# Exercise prompt:
Determine how many lines in these records hold "Automotive". Only the number is wanted.

--- start of Data to use ---

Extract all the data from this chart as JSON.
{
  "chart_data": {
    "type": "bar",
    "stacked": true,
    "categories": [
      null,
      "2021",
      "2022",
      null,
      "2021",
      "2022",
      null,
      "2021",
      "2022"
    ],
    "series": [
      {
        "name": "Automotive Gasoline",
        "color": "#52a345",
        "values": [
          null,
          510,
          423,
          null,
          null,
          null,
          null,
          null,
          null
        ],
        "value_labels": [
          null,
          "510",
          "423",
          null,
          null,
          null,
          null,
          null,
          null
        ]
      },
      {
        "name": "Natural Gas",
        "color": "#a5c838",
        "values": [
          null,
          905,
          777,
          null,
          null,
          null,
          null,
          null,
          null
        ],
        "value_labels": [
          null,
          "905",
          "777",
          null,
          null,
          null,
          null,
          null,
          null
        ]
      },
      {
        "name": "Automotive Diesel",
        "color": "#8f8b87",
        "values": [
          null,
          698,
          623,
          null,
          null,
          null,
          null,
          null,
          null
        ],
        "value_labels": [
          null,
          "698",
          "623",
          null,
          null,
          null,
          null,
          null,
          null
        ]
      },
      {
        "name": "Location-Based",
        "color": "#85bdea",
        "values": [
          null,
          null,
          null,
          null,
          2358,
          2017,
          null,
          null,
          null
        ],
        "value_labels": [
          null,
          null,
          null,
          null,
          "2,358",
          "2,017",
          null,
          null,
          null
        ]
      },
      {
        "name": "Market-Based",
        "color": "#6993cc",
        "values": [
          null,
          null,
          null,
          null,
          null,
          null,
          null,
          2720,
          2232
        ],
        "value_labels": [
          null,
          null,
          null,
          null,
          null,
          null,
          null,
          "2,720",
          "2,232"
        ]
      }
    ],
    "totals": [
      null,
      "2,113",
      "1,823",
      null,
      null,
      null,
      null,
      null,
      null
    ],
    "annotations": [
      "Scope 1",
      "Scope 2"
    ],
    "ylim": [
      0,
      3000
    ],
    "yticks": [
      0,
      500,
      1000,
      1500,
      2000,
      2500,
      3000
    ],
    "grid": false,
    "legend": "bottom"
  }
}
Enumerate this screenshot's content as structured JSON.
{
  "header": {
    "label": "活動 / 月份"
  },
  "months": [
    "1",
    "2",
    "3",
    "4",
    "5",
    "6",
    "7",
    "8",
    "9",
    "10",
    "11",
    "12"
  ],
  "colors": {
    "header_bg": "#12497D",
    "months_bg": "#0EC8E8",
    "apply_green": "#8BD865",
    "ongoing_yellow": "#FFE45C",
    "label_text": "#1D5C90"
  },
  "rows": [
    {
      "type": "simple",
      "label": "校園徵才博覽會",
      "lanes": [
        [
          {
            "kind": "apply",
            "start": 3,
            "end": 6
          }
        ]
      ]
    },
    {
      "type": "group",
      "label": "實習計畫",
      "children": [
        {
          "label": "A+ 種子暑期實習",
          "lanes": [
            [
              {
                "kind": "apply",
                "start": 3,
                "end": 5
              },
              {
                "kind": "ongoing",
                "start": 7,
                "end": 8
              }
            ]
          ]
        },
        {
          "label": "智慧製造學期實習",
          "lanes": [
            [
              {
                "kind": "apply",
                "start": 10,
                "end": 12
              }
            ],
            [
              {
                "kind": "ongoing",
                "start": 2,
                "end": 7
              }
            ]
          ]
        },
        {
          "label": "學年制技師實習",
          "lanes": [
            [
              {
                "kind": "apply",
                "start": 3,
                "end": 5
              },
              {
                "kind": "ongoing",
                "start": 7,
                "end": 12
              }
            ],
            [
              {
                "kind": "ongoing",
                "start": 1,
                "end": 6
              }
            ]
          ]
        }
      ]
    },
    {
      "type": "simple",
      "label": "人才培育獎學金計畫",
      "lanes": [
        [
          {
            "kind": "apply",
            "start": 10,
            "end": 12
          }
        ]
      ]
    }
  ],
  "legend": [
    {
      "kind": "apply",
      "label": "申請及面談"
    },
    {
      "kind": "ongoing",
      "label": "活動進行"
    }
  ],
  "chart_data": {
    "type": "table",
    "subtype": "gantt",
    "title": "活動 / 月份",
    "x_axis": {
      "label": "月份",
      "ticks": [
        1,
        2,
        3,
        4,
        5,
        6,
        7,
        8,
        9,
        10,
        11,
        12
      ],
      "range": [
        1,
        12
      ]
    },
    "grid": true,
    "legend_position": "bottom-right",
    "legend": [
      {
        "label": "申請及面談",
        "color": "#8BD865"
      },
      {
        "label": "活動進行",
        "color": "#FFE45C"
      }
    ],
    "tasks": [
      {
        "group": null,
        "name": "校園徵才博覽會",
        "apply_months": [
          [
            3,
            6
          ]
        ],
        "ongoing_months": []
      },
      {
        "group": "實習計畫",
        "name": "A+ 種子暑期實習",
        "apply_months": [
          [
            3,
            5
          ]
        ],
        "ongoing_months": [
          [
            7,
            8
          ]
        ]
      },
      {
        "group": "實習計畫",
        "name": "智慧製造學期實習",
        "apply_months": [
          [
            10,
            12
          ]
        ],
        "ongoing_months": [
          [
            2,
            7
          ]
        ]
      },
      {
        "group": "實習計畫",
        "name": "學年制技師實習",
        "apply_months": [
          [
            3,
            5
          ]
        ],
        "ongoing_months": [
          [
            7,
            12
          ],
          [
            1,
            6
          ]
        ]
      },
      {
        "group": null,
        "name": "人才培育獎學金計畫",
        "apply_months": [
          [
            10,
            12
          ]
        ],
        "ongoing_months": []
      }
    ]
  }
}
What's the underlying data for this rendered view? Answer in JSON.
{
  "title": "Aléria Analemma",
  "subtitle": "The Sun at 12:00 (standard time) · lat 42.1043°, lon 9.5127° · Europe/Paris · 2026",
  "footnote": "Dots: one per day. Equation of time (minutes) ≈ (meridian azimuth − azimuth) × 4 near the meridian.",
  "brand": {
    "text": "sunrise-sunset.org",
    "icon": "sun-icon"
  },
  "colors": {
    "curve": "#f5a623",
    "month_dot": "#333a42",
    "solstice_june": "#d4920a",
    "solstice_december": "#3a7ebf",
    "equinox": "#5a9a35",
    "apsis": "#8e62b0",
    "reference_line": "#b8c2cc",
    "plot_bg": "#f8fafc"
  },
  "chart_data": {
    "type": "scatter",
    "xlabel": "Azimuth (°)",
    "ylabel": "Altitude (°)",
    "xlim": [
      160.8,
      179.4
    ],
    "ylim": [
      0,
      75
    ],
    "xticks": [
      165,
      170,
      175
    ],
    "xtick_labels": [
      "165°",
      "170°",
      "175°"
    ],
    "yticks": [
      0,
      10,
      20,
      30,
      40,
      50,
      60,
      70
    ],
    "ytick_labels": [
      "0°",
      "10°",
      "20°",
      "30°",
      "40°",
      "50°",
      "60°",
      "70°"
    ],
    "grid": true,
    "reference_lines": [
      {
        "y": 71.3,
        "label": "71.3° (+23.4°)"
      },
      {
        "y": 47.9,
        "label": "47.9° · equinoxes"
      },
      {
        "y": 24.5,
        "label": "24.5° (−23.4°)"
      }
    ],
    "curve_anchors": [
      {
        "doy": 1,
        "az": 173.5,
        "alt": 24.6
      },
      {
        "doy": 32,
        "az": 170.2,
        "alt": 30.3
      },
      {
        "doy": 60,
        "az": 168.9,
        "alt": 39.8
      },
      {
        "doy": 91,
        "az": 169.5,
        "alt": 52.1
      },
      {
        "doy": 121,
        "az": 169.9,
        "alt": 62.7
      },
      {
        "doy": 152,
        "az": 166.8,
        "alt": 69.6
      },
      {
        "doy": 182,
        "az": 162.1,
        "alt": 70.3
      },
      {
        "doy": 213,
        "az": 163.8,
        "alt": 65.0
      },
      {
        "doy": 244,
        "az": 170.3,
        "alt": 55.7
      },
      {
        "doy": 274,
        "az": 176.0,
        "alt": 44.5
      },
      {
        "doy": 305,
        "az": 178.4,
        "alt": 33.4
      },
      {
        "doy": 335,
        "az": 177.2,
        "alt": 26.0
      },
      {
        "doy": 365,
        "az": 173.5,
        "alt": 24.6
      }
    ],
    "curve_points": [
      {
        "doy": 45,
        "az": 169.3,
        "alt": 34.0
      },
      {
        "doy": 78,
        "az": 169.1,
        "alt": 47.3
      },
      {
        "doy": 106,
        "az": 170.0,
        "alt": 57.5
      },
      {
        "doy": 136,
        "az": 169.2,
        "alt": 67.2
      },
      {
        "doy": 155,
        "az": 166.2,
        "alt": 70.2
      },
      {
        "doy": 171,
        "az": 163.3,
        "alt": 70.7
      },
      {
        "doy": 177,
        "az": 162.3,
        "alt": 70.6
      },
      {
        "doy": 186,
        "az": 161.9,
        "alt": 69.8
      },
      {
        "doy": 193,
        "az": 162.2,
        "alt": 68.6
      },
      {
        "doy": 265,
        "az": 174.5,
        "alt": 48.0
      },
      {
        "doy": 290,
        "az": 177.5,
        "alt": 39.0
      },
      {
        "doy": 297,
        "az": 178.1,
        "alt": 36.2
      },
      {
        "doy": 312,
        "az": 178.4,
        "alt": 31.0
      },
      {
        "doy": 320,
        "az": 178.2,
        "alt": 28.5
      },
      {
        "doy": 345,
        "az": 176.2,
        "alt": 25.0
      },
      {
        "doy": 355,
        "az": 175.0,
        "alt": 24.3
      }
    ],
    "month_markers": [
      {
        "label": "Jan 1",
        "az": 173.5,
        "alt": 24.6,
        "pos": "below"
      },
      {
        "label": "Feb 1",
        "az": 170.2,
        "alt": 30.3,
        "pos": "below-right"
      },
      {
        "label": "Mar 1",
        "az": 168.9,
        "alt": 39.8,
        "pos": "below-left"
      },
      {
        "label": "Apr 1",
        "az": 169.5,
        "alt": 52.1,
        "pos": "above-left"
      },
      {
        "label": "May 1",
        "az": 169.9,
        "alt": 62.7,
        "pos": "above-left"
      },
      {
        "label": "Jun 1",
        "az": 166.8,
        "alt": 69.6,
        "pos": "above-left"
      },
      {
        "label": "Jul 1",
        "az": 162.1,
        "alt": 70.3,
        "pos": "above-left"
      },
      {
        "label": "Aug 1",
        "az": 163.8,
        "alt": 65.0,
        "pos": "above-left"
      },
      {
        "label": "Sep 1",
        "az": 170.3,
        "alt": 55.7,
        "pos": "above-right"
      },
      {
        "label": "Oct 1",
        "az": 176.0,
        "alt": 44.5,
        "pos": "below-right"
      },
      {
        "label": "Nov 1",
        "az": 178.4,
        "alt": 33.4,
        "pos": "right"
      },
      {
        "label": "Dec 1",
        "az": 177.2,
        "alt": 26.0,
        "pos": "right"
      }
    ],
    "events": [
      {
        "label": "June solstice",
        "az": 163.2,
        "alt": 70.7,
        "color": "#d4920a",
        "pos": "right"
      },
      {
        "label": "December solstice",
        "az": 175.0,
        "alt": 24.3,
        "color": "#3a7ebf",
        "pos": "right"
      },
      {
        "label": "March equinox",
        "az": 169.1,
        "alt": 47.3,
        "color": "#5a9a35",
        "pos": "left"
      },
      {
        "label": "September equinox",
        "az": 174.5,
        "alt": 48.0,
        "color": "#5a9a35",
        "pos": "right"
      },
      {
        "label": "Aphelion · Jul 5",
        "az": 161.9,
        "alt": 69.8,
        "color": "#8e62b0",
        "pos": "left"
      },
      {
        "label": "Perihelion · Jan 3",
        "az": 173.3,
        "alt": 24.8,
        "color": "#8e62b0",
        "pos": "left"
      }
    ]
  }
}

--- end of Data to use ---

# The solution:
2